### GIVEN REQUEST:
Transcribe the records exactly from the line with "Type out the text in this image." to the end, both included.

### ENTRIES:

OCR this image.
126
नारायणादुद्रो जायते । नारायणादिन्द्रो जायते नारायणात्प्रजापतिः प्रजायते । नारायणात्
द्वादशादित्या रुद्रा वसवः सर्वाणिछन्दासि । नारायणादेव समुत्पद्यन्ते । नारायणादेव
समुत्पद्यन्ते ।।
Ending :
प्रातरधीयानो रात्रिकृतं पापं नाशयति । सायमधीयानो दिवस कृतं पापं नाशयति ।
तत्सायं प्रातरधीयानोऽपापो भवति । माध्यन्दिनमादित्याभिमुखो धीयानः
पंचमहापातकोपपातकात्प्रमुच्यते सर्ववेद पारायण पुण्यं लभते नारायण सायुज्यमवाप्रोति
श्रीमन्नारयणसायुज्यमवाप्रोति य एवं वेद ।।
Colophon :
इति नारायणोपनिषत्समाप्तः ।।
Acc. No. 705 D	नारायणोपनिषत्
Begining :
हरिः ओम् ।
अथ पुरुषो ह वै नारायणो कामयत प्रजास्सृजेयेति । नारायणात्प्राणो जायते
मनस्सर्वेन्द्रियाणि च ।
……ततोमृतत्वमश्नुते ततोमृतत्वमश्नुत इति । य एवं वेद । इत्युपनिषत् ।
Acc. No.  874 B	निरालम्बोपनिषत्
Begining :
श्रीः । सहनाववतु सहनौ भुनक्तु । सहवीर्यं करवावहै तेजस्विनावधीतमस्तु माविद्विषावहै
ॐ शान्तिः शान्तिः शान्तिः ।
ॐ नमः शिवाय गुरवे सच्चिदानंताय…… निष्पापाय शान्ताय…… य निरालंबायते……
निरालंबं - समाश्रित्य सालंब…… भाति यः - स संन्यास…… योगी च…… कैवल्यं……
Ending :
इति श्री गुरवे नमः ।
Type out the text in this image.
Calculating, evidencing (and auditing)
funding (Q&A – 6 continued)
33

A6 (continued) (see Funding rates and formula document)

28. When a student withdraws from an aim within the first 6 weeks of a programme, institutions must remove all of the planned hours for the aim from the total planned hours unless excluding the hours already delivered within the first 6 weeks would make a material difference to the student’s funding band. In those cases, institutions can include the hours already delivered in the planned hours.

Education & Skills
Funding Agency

### SOLUTION FOR THIS EXERCISE:
Type out the text in this image.
Calculating, evidencing (and auditing)
funding (Q&A – 6 continued)
33

A6 (continued) (see Funding rates and formula document)

28. When a student withdraws from an aim within the first 6 weeks of a programme, institutions must remove all of the planned hours for the aim from the total planned hours unless excluding the hours already delivered within the first 6 weeks would make a material difference to the student’s funding band. In those cases, institutions can include the hours already delivered in the planned hours.

Education & Skills
Funding Agency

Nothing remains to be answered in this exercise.